[Instructions for the task] Which lines have the string "tego"? Copy all of them from the entries below.

[Data for the task]
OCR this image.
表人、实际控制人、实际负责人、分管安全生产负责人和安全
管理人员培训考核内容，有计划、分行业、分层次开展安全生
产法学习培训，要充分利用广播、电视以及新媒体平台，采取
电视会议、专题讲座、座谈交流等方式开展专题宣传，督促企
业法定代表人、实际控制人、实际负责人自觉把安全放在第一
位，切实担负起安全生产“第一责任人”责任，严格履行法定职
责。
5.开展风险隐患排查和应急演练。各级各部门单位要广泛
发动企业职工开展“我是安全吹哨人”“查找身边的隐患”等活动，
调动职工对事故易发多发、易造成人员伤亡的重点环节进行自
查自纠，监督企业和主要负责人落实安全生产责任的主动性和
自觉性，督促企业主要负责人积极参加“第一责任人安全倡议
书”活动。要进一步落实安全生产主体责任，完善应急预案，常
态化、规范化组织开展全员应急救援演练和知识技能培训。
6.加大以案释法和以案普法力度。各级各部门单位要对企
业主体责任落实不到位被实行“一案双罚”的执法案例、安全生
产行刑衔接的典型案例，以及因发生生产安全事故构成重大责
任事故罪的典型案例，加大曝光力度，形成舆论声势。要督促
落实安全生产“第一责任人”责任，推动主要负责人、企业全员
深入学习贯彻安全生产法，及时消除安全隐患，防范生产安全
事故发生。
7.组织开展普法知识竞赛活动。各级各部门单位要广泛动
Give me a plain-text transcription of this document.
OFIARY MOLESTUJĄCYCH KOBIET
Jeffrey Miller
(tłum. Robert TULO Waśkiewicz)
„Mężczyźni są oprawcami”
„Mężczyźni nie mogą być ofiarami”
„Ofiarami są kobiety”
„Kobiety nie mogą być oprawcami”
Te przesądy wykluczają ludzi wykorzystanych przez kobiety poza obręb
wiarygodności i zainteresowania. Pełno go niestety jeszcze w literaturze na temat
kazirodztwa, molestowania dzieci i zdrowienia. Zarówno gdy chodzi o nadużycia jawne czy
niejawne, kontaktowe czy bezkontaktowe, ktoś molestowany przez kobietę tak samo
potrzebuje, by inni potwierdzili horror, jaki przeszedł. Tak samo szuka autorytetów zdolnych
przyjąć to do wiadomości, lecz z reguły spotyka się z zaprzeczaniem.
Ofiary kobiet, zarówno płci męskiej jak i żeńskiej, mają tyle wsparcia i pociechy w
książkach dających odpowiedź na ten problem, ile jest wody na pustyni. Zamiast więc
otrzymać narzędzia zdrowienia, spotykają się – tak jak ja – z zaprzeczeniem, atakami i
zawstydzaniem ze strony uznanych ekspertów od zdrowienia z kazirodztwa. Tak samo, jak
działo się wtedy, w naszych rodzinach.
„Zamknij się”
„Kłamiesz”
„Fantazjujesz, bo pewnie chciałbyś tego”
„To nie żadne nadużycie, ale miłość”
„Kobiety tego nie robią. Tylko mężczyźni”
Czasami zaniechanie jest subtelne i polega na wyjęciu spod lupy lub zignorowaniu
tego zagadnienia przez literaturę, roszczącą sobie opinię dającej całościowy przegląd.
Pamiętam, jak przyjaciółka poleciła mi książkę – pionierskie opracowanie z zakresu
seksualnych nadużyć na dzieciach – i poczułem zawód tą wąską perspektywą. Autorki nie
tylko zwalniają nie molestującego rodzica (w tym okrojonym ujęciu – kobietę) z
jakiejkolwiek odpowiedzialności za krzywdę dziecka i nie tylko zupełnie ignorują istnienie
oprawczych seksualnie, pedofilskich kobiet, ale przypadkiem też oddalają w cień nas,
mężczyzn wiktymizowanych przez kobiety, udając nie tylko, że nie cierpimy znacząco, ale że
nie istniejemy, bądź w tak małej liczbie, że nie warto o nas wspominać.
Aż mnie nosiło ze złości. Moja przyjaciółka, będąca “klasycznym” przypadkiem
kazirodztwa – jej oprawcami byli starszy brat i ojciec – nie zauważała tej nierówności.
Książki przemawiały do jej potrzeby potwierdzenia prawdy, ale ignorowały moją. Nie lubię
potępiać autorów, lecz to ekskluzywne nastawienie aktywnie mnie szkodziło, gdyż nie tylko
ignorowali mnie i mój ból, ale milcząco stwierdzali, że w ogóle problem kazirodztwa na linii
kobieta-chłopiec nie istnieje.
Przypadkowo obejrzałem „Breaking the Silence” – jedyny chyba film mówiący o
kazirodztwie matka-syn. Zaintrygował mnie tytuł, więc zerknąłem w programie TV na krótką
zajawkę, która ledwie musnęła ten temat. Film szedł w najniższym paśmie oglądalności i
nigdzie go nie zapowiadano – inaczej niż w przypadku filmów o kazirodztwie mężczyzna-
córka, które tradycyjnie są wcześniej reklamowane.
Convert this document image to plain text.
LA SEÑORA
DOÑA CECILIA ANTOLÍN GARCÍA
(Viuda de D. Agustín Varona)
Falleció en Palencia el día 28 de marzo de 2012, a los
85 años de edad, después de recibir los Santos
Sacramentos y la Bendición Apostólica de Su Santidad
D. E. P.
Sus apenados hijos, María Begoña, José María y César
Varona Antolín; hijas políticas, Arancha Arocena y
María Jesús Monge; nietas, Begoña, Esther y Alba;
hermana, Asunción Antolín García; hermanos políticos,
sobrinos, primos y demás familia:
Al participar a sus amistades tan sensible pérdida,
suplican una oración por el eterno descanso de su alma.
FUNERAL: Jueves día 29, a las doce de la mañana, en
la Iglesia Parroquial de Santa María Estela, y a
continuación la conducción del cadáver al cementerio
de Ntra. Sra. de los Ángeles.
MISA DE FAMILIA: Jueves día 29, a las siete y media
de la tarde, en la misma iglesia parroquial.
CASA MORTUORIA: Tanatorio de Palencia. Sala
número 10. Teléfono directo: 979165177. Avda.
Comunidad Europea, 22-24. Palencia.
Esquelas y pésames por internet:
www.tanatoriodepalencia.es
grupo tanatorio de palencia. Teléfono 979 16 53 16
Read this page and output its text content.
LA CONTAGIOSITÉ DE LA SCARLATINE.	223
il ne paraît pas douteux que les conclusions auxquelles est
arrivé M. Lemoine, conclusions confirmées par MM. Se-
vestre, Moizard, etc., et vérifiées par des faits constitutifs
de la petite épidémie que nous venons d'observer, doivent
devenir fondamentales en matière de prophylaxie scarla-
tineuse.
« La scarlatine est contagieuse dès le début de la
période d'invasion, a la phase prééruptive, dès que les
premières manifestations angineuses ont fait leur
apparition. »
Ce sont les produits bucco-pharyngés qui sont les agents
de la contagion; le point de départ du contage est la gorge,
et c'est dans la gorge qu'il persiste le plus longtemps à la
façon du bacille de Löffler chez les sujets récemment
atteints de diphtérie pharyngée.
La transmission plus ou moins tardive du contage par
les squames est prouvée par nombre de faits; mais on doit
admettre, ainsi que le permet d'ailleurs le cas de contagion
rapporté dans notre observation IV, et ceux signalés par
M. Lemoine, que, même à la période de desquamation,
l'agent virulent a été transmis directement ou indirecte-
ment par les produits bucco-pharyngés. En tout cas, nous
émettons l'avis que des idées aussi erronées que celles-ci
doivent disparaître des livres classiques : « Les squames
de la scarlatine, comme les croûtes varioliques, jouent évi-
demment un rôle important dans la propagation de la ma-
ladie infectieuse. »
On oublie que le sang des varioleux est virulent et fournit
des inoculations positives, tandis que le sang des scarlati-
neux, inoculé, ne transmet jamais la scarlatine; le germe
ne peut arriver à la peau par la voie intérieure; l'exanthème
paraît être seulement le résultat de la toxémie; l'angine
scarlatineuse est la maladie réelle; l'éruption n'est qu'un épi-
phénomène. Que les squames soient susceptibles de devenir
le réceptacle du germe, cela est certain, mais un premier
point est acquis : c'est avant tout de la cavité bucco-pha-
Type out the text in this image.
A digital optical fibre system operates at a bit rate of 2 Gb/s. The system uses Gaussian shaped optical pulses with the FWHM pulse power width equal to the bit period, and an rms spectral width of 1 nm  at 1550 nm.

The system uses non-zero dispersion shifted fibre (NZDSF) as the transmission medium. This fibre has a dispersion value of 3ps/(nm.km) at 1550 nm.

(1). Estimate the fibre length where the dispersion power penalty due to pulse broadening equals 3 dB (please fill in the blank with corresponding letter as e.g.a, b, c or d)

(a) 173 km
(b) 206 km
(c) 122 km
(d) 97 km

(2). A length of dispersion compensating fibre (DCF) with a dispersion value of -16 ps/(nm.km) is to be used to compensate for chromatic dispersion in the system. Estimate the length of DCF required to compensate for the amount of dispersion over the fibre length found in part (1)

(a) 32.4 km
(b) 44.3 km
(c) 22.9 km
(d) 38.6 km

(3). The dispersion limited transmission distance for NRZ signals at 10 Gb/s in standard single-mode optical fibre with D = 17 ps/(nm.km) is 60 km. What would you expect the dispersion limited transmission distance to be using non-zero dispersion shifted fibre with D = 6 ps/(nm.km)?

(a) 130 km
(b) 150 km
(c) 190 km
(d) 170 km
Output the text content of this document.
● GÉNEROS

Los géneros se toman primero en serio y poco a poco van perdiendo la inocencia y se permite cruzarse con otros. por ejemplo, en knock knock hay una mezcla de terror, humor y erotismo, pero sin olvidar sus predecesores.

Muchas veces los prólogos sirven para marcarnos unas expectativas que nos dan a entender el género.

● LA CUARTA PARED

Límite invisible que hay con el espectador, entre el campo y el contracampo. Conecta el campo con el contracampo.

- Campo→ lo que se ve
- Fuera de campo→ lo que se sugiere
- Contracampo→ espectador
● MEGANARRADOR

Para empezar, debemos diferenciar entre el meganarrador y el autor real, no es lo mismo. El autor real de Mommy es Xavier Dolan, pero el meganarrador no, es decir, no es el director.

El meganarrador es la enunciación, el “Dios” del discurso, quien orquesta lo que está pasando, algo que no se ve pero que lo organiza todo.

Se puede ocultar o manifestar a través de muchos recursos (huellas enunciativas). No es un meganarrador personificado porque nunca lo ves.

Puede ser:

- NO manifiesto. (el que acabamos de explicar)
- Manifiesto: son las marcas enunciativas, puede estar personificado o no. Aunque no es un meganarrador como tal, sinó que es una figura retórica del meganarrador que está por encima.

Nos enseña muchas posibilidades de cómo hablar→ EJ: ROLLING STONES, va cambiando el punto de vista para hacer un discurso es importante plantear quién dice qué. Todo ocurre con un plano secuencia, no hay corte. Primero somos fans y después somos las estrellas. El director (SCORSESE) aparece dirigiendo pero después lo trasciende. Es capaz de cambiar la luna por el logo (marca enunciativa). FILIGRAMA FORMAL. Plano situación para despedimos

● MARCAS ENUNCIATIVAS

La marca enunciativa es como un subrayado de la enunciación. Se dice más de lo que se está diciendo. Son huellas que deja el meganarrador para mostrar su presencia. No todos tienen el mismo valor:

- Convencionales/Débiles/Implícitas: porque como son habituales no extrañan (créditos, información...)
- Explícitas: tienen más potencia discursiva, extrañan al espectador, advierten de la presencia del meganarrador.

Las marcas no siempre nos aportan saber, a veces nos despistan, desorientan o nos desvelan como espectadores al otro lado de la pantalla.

[Solution to this problem]
„Fantazjujesz, bo pewnie chciałbyś tego”
„Kobiety tego nie robią. Tylko mężczyźni”
tego zagadnienia przez literaturę, roszczącą sobie opinię dającej całościowy przegląd.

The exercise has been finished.